-- Aim --
Below is a block of records. Copy every line in it that contains the word "ihrer".

Data records

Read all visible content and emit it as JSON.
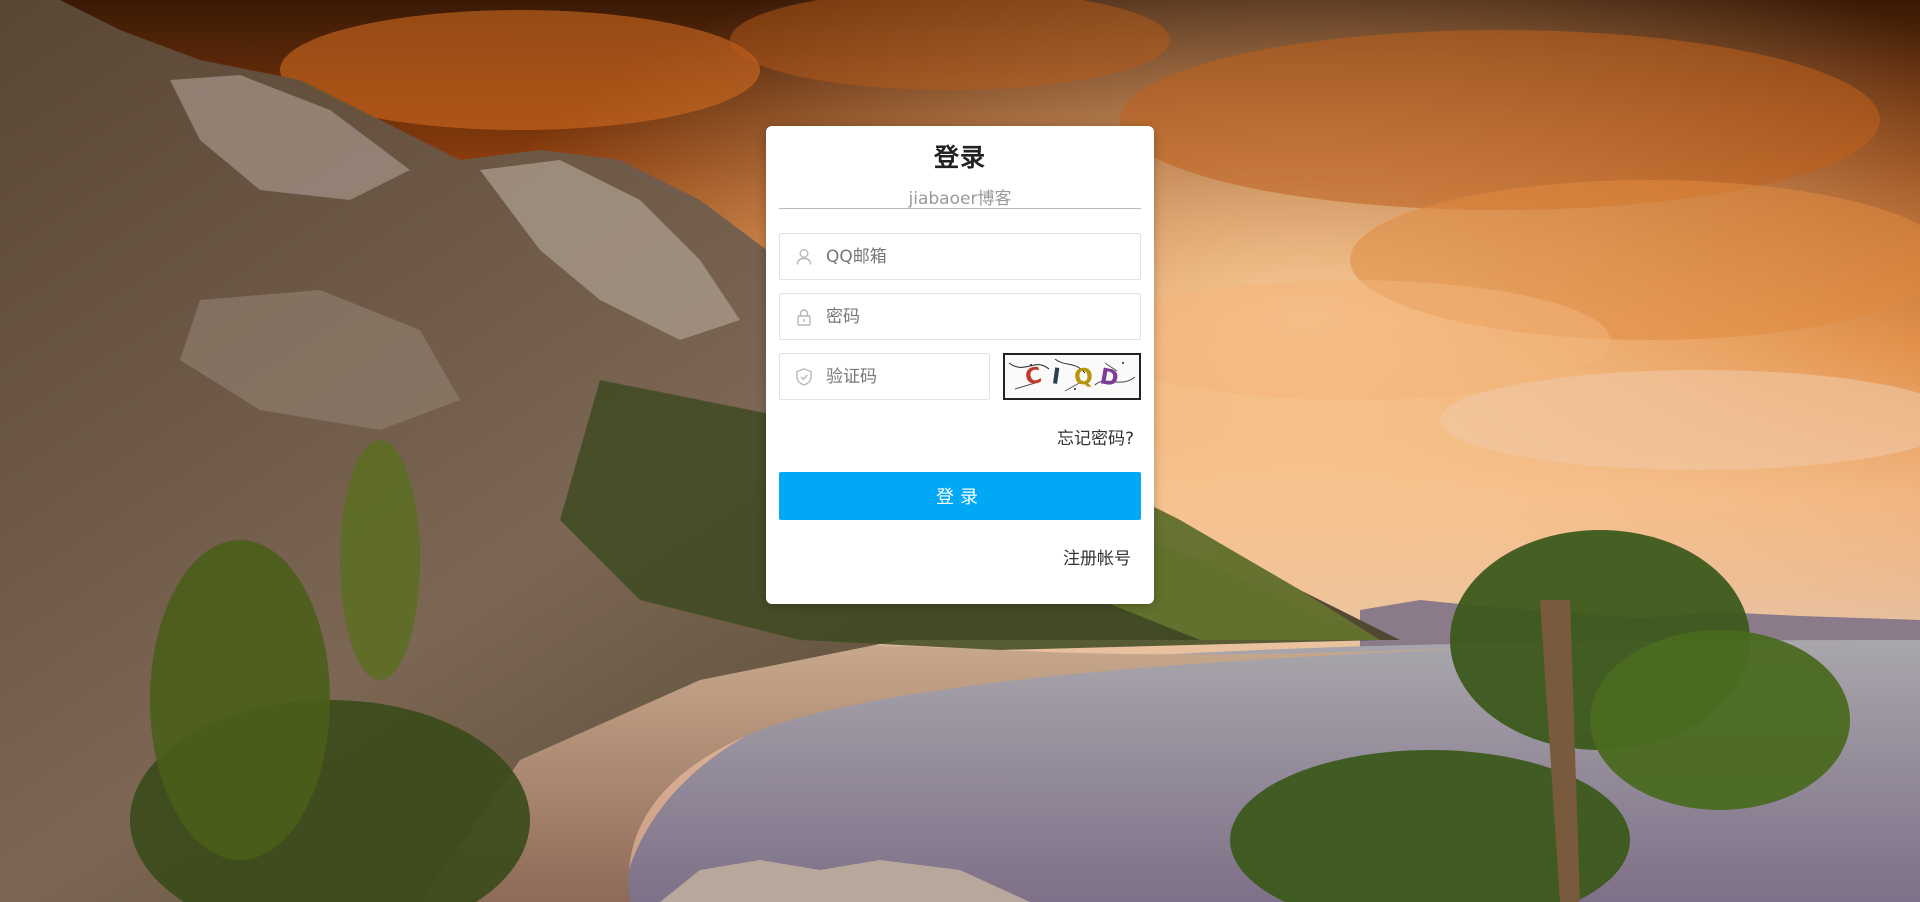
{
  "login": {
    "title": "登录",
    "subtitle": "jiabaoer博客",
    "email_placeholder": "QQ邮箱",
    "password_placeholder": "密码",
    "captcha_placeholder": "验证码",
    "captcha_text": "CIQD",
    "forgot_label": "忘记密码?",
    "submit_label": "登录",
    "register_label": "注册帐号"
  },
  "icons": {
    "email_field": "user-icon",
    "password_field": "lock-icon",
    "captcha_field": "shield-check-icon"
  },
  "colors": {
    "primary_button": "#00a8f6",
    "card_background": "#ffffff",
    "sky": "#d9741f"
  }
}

* * *

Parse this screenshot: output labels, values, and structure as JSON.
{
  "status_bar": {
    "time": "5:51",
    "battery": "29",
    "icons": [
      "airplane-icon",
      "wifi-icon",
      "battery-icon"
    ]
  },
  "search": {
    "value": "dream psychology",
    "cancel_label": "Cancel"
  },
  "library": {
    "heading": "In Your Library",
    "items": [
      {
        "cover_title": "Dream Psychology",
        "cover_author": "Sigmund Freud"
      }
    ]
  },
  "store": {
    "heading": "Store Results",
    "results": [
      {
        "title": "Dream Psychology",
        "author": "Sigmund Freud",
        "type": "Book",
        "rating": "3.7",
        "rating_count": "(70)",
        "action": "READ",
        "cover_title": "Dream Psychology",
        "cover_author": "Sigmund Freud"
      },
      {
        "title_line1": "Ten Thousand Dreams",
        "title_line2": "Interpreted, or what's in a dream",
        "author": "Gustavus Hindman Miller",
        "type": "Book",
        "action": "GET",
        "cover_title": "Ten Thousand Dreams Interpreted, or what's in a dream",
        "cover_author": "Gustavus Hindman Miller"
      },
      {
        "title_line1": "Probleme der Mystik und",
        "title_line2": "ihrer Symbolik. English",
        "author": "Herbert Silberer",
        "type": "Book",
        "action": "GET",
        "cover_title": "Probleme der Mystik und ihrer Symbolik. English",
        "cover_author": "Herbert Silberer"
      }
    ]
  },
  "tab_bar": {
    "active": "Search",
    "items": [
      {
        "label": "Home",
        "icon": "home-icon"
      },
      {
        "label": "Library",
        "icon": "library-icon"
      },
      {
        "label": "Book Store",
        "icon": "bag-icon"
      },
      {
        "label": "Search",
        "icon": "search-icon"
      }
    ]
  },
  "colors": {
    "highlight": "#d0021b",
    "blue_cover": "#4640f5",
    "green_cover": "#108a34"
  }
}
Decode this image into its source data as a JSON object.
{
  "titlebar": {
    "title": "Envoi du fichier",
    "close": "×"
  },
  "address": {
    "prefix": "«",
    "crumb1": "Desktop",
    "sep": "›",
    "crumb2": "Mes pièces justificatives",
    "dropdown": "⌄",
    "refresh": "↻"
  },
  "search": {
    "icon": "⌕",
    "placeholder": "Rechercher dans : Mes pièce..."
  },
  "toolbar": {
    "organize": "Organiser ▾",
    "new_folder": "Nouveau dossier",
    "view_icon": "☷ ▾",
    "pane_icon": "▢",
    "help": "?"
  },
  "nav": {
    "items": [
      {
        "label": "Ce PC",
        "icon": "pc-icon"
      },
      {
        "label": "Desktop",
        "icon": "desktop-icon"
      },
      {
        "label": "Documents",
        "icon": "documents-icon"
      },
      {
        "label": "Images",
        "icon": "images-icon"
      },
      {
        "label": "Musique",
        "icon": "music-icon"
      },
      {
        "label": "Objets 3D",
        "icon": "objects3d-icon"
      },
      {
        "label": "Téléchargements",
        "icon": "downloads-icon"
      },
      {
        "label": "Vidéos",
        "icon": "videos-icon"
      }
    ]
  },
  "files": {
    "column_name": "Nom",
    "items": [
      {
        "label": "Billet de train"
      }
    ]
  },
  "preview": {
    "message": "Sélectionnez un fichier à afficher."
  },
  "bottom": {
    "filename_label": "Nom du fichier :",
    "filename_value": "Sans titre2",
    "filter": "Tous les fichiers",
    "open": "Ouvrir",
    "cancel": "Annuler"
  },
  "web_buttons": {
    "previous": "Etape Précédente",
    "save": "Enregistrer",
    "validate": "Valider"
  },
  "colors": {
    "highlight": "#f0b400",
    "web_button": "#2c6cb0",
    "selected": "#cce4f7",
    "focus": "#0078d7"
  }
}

-- Task response --
        "title_line2": "ihrer Symbolik. English",
        "cover_title": "Probleme der Mystik und ihrer Symbolik. English",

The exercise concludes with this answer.